Scan the lines below; pull out those with "Viaggi".

-- begin Records shown --

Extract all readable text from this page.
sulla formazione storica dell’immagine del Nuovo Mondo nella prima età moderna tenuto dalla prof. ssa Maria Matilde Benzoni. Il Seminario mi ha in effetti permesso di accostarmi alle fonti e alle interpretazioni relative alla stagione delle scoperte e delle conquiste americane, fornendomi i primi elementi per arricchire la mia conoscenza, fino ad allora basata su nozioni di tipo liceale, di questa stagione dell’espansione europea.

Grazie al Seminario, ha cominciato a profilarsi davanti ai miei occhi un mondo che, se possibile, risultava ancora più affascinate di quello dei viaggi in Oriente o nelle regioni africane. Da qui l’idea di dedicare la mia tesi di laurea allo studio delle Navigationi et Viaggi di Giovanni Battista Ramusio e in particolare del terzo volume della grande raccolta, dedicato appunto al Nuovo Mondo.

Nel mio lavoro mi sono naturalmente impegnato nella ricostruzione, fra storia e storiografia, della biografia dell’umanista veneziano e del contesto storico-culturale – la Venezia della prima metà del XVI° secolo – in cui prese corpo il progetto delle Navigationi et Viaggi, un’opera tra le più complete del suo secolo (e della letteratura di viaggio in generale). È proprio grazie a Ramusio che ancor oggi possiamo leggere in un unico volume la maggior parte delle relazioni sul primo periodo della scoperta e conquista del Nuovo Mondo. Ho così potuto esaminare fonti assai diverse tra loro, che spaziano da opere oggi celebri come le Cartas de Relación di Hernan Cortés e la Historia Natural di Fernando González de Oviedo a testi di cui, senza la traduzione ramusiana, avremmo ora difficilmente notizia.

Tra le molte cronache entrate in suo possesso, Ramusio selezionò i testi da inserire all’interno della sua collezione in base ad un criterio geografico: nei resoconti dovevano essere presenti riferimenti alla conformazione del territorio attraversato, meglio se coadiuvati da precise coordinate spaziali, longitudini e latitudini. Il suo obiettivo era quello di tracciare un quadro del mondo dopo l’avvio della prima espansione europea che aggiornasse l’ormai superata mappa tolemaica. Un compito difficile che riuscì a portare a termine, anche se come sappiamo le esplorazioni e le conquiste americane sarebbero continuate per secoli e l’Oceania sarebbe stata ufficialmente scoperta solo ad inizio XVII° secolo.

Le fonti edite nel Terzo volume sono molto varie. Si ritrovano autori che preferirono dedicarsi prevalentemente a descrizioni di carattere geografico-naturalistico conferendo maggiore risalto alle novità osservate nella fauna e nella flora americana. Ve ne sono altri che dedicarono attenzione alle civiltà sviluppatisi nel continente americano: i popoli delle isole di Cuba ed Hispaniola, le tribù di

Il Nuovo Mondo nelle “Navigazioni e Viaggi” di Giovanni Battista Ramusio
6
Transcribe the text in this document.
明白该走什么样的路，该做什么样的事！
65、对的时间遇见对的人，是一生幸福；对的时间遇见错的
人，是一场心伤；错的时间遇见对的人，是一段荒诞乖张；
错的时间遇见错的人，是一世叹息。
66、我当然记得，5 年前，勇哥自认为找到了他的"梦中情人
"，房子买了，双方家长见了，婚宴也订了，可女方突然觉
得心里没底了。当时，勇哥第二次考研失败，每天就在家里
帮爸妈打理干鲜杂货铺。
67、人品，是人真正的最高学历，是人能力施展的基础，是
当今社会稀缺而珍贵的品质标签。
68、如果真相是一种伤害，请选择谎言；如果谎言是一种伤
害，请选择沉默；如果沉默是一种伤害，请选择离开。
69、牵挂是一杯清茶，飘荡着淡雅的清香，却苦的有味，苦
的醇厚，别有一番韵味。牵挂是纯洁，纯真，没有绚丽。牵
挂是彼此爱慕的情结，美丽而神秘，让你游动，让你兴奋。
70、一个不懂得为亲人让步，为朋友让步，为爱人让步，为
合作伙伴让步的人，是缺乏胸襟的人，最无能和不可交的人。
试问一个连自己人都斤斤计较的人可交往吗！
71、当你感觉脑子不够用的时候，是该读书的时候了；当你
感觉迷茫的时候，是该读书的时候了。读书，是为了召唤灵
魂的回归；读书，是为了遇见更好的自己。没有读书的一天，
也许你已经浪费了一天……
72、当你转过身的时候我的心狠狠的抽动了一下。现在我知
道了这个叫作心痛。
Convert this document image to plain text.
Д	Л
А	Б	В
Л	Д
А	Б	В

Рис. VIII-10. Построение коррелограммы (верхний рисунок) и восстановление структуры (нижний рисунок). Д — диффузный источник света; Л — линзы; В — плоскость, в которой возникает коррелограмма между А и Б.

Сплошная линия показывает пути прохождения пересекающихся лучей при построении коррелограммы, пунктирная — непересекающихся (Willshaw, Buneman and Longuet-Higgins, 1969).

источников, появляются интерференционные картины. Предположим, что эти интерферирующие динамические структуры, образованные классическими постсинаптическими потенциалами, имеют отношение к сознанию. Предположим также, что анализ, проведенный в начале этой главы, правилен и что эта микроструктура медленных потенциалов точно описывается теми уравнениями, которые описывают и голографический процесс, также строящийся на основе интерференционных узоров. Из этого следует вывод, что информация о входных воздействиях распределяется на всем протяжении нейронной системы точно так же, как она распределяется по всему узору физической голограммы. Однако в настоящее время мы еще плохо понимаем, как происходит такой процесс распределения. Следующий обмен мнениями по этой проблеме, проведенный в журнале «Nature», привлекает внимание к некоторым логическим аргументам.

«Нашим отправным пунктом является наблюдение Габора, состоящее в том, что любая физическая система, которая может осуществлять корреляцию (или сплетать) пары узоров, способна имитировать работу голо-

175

-- end Records shown --

Solution to this task:
Grazie al Seminario, ha cominciato a profilarsi davanti ai miei occhi un mondo che, se possibile, risultava ancora più affascinate di quello dei viaggi in Oriente o nelle regioni africane. Da qui l’idea di dedicare la mia tesi di laurea allo studio delle Navigationi et Viaggi di Giovanni Battista Ramusio e in particolare del terzo volume della grande raccolta, dedicato appunto al Nuovo Mondo.
Nel mio lavoro mi sono naturalmente impegnato nella ricostruzione, fra storia e storiografia, della biografia dell’umanista veneziano e del contesto storico-culturale – la Venezia della prima metà del XVI° secolo – in cui prese corpo il progetto delle Navigationi et Viaggi, un’opera tra le più complete del suo secolo (e della letteratura di viaggio in generale). È proprio grazie a Ramusio che ancor oggi possiamo leggere in un unico volume la maggior parte delle relazioni sul primo periodo della scoperta e conquista del Nuovo Mondo. Ho così potuto esaminare fonti assai diverse tra loro, che spaziano da opere oggi celebri come le Cartas de Relación di Hernan Cortés e la Historia Natural di Fernando González de Oviedo a testi di cui, senza la traduzione ramusiana, avremmo ora difficilmente notizia.
Il Nuovo Mondo nelle “Navigazioni e Viaggi” di Giovanni Battista Ramusio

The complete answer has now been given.